Exercise aim | Scan the data for "погрешностью" and copy the lines it appears in.

[Items from a dataset]
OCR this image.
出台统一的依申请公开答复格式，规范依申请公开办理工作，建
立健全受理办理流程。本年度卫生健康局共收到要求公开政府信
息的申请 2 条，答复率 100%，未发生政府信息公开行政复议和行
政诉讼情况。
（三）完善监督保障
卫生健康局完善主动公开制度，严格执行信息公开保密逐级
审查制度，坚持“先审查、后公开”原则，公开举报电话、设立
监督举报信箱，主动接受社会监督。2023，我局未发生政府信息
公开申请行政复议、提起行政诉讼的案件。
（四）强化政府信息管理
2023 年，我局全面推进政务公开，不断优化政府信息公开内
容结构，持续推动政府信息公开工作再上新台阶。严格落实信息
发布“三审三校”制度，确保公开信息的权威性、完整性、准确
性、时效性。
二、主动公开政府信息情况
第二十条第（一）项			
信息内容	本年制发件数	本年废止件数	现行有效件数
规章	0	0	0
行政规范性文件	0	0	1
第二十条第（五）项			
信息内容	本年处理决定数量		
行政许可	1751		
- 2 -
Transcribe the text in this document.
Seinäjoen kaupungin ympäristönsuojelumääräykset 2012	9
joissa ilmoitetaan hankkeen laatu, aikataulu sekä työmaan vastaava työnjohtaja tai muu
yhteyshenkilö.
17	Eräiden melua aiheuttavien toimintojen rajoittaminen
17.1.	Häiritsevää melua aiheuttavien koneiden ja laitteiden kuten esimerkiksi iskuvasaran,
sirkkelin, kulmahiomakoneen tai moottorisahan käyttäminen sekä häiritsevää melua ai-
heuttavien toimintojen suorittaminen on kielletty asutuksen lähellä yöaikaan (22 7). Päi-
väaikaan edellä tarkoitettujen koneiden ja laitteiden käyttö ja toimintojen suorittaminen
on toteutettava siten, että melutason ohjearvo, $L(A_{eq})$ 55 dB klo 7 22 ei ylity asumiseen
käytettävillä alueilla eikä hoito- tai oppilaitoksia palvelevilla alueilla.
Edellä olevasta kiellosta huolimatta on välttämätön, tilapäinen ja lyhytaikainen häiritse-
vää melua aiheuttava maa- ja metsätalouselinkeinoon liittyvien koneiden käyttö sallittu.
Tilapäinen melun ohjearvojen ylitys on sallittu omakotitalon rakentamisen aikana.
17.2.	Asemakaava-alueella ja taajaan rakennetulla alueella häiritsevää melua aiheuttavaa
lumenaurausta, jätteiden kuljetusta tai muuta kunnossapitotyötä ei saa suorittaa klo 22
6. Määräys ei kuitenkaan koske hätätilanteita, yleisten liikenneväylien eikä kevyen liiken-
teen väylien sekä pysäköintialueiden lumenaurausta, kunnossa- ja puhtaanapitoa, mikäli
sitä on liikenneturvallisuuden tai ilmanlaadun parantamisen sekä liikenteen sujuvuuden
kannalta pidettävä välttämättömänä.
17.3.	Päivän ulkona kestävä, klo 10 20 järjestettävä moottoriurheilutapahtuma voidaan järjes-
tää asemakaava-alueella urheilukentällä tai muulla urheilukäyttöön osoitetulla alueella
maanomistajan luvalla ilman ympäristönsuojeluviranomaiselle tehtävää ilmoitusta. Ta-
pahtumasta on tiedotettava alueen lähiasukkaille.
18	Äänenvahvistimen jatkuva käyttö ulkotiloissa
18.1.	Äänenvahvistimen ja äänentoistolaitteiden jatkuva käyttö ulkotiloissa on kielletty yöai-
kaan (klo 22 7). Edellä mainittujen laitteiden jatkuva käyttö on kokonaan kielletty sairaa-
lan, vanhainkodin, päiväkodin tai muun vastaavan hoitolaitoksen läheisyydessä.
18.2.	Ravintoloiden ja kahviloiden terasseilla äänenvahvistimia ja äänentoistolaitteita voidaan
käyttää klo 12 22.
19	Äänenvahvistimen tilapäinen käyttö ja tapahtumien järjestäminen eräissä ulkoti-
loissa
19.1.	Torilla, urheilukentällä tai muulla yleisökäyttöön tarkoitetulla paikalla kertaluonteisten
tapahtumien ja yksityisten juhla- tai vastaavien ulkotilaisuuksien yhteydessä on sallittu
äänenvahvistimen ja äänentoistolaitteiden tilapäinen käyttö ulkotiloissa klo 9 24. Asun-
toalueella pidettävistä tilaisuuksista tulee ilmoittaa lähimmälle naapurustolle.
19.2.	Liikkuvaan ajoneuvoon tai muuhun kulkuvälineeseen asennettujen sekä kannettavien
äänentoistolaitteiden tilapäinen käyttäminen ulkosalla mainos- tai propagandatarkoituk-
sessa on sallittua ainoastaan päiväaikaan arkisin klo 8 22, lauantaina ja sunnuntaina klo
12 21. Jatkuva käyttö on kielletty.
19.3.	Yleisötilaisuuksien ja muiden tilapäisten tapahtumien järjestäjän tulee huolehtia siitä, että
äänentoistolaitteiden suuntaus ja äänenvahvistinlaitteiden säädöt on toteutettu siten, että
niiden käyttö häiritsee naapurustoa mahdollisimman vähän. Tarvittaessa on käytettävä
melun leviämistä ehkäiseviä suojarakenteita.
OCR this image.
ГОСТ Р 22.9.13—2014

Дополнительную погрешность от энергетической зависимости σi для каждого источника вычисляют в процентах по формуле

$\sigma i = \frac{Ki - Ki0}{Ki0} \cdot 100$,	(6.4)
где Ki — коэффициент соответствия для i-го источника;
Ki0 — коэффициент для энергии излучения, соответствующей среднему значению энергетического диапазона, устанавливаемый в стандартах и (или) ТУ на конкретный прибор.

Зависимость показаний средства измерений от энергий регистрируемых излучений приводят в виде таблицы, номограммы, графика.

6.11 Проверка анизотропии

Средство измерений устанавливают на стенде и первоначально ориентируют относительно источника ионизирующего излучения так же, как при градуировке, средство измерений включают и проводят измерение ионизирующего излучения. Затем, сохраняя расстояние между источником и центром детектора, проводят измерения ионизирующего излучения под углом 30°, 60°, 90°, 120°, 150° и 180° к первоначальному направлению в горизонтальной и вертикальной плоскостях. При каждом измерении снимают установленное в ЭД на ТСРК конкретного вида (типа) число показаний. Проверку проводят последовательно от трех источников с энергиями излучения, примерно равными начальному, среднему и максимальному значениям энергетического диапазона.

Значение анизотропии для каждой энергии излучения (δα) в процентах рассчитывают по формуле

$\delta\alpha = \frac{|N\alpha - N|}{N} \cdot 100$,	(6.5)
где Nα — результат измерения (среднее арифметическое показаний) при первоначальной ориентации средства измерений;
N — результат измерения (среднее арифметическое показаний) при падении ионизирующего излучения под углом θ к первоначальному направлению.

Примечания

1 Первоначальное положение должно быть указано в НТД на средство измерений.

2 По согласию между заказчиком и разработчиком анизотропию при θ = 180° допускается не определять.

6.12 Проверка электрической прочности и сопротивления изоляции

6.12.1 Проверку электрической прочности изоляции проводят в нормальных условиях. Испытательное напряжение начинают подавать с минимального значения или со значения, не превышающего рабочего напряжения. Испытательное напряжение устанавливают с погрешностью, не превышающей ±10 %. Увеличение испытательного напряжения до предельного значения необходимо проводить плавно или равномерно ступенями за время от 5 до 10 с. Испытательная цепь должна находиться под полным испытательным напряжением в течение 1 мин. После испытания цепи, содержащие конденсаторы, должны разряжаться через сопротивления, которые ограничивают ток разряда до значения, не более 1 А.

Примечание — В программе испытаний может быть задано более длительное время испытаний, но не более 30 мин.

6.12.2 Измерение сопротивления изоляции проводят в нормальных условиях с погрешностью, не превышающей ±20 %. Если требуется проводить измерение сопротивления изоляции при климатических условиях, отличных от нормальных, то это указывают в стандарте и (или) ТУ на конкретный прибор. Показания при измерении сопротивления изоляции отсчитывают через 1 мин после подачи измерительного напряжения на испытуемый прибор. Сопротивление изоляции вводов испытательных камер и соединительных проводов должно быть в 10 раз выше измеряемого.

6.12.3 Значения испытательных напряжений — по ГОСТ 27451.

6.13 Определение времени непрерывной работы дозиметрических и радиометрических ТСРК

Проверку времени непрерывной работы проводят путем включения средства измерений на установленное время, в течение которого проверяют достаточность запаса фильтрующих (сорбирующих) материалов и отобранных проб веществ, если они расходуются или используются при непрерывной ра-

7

Answer for this exercise |
6.12.1 Проверку электрической прочности изоляции проводят в нормальных условиях. Испытательное напряжение начинают подавать с минимального значения или со значения, не превышающего рабочего напряжения. Испытательное напряжение устанавливают с погрешностью, не превышающей ±10 %. Увеличение испытательного напряжения до предельного значения необходимо проводить плавно или равномерно ступенями за время от 5 до 10 с. Испытательная цепь должна находиться под полным испытательным напряжением в течение 1 мин. После испытания цепи, содержащие конденсаторы, должны разряжаться через сопротивления, которые ограничивают ток разряда до значения, не более 1 А.
6.12.2 Измерение сопротивления изоляции проводят в нормальных условиях с погрешностью, не превышающей ±20 %. Если требуется проводить измерение сопротивления изоляции при климатических условиях, отличных от нормальных, то это указывают в стандарте и (или) ТУ на конкретный прибор. Показания при измерении сопротивления изоляции отсчитывают через 1 мин после подачи измерительного напряжения на испытуемый прибор. Сопротивление изоляции вводов испытательных камер и соединительных проводов должно быть в 10 раз выше измеряемого.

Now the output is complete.